# To do:
Among the entries below, find the lines with "Verkaufsförderung" and copy them.

# Records to use:
_ _ _ _ _
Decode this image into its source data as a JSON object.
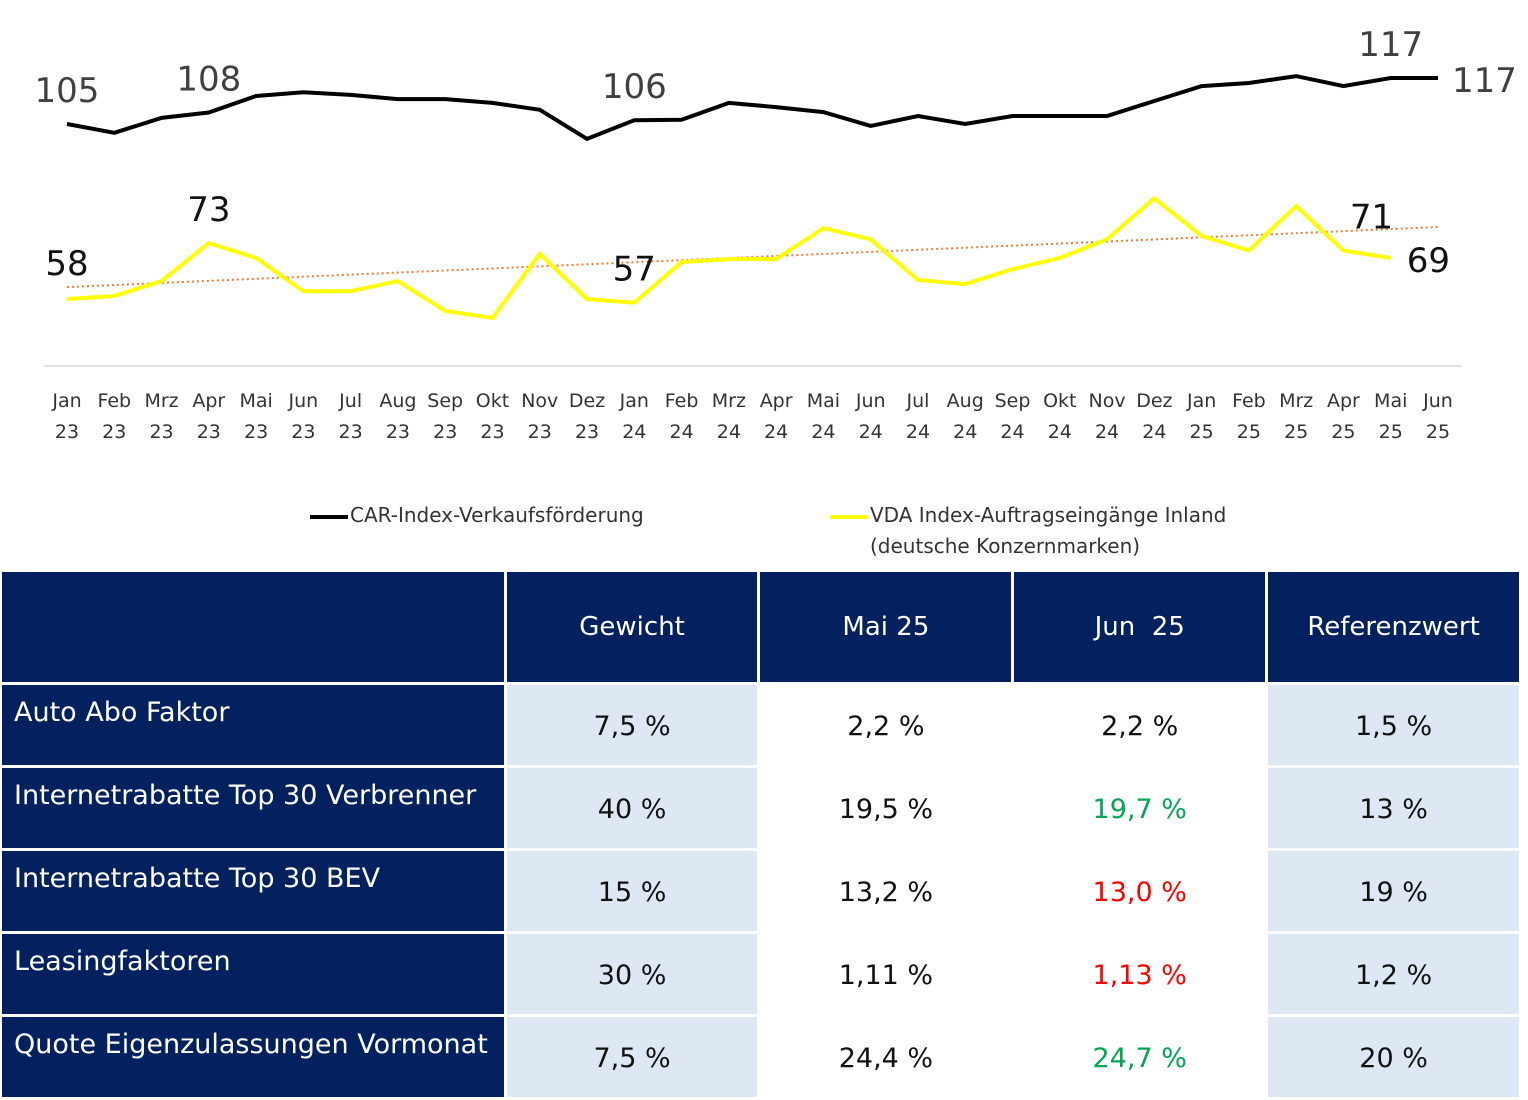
{
  "chart_data": {
    "type": "line",
    "title": "",
    "xlabel": "",
    "ylabel": "",
    "grid": false,
    "legend_position": "bottom",
    "categories": [
      "Jan 23",
      "Feb 23",
      "Mrz 23",
      "Apr 23",
      "Mai 23",
      "Jun 23",
      "Jul 23",
      "Aug 23",
      "Sep 23",
      "Okt 23",
      "Nov 23",
      "Dez 23",
      "Jan 24",
      "Feb 24",
      "Mrz 24",
      "Apr 24",
      "Mai 24",
      "Jun 24",
      "Jul 24",
      "Aug 24",
      "Sep 24",
      "Okt 24",
      "Nov 24",
      "Dez 24",
      "Jan 25",
      "Feb 25",
      "Mrz 25",
      "Apr 25",
      "Mai 25",
      "Jun 25"
    ],
    "category_lines": [
      [
        "Jan",
        "23"
      ],
      [
        "Feb",
        "23"
      ],
      [
        "Mrz",
        "23"
      ],
      [
        "Apr",
        "23"
      ],
      [
        "Mai",
        "23"
      ],
      [
        "Jun",
        "23"
      ],
      [
        "Jul",
        "23"
      ],
      [
        "Aug",
        "23"
      ],
      [
        "Sep",
        "23"
      ],
      [
        "Okt",
        "23"
      ],
      [
        "Nov",
        "23"
      ],
      [
        "Dez",
        "23"
      ],
      [
        "Jan",
        "24"
      ],
      [
        "Feb",
        "24"
      ],
      [
        "Mrz",
        "24"
      ],
      [
        "Apr",
        "24"
      ],
      [
        "Mai",
        "24"
      ],
      [
        "Jun",
        "24"
      ],
      [
        "Jul",
        "24"
      ],
      [
        "Aug",
        "24"
      ],
      [
        "Sep",
        "24"
      ],
      [
        "Okt",
        "24"
      ],
      [
        "Nov",
        "24"
      ],
      [
        "Dez",
        "24"
      ],
      [
        "Jan",
        "25"
      ],
      [
        "Feb",
        "25"
      ],
      [
        "Mrz",
        "25"
      ],
      [
        "Apr",
        "25"
      ],
      [
        "Mai",
        "25"
      ],
      [
        "Jun",
        "25"
      ]
    ],
    "series": [
      {
        "name": "CAR-Index-Verkaufsförderung",
        "color": "#000000",
        "values": [
          105,
          102.7,
          106.6,
          108,
          112.3,
          113.3,
          112.6,
          111.5,
          111.5,
          110.5,
          108.7,
          101.1,
          106,
          106.1,
          110.5,
          109.4,
          108.1,
          104.5,
          107.1,
          105,
          107.1,
          107.1,
          107.1,
          111,
          114.9,
          115.7,
          117.5,
          114.9,
          117,
          117
        ],
        "data_labels": [
          {
            "index": 0,
            "text": "105"
          },
          {
            "index": 3,
            "text": "108"
          },
          {
            "index": 12,
            "text": "106"
          },
          {
            "index": 28,
            "text": "117"
          },
          {
            "index": 29,
            "text": "117"
          }
        ]
      },
      {
        "name": "VDA Index-Auftragseingänge Inland (deutsche Konzernmarken)",
        "color": "#ffff00",
        "values": [
          58,
          58.8,
          62.8,
          73,
          69,
          60.1,
          60.1,
          62.8,
          54.8,
          52.9,
          70.1,
          58,
          57,
          67.9,
          68.7,
          68.7,
          77,
          74,
          63.1,
          62,
          66,
          69,
          74,
          85,
          74.9,
          71,
          82.9,
          71,
          69,
          null
        ],
        "data_labels": [
          {
            "index": 0,
            "text": "58"
          },
          {
            "index": 3,
            "text": "73"
          },
          {
            "index": 12,
            "text": "57"
          },
          {
            "index": 27,
            "text": "71"
          },
          {
            "index": 28,
            "text": "69"
          }
        ]
      }
    ],
    "trendline": {
      "series": "VDA Index-Auftragseingänge Inland (deutsche Konzernmarken)",
      "type": "linear",
      "color": "#f07c30",
      "style": "dotted",
      "start": 61.2,
      "end": 77.3
    }
  },
  "legend": {
    "car_label": "CAR-Index-Verkaufsförderung",
    "vda_label_line1": "VDA Index-Auftragseingänge Inland",
    "vda_label_line2": "(deutsche Konzernmarken)"
  },
  "table": {
    "headers": [
      "",
      "Gewicht",
      "Mai 25",
      "Jun  25",
      "Referenzwert"
    ],
    "rows": [
      {
        "label": "Auto Abo Faktor",
        "gewicht": "7,5 %",
        "mai": "2,2 %",
        "jun": "2,2 %",
        "jun_color": "#111111",
        "ref": "1,5 %"
      },
      {
        "label": "Internetrabatte Top 30 Verbrenner",
        "gewicht": "40 %",
        "mai": "19,5 %",
        "jun": "19,7 %",
        "jun_color": "#00a651",
        "ref": "13 %"
      },
      {
        "label": "Internetrabatte Top 30 BEV",
        "gewicht": "15 %",
        "mai": "13,2 %",
        "jun": "13,0 %",
        "jun_color": "#ff0000",
        "ref": "19 %"
      },
      {
        "label": "Leasingfaktoren",
        "gewicht": "30 %",
        "mai": "1,11 %",
        "jun": "1,13 %",
        "jun_color": "#ff0000",
        "ref": "1,2 %"
      },
      {
        "label": "Quote Eigenzulassungen Vormonat",
        "gewicht": "7,5 %",
        "mai": "24,4 %",
        "jun": "24,7 %",
        "jun_color": "#00a651",
        "ref": "20 %"
      }
    ]
  },
  "colors": {
    "header_bg": "#03215e",
    "cell_shade": "#dee8f4",
    "positive": "#00a651",
    "negative": "#ff0000"
  }
}
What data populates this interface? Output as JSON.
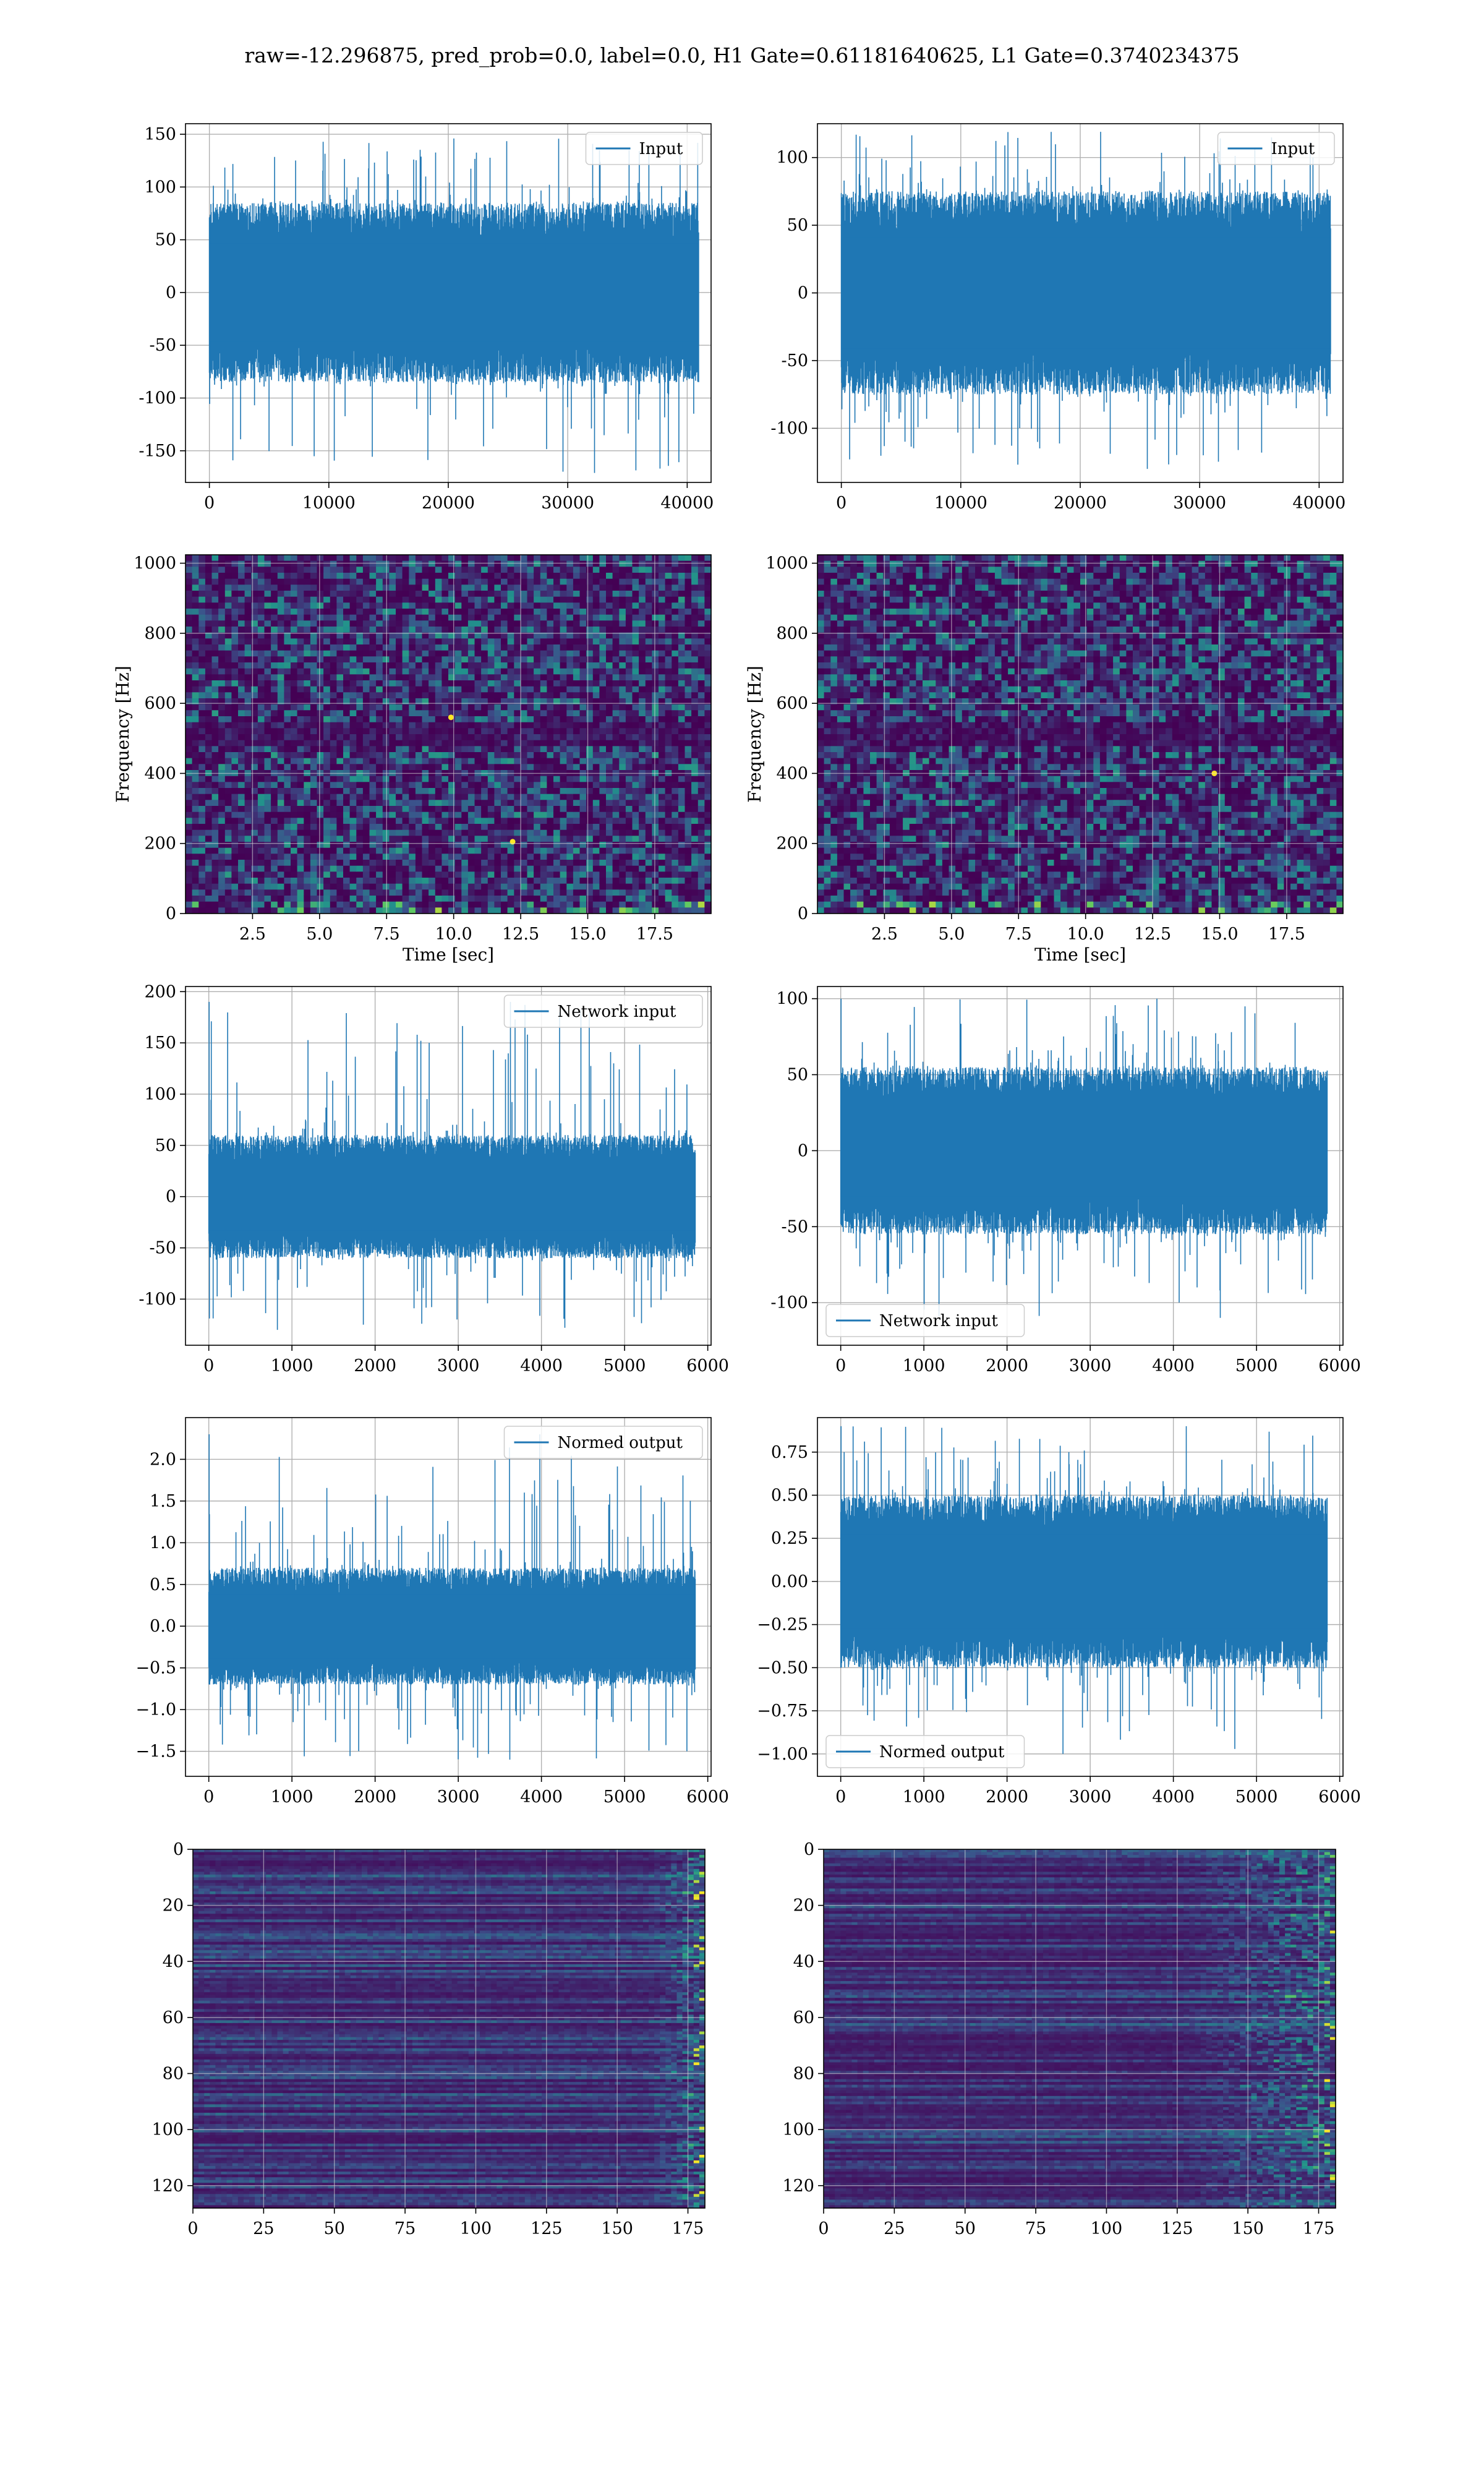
_ _ _ _ _
# Solution to the problem:
        "name": "CAR-Index-Verkaufsförderung",
    "car_label": "CAR-Index-Verkaufsförderung",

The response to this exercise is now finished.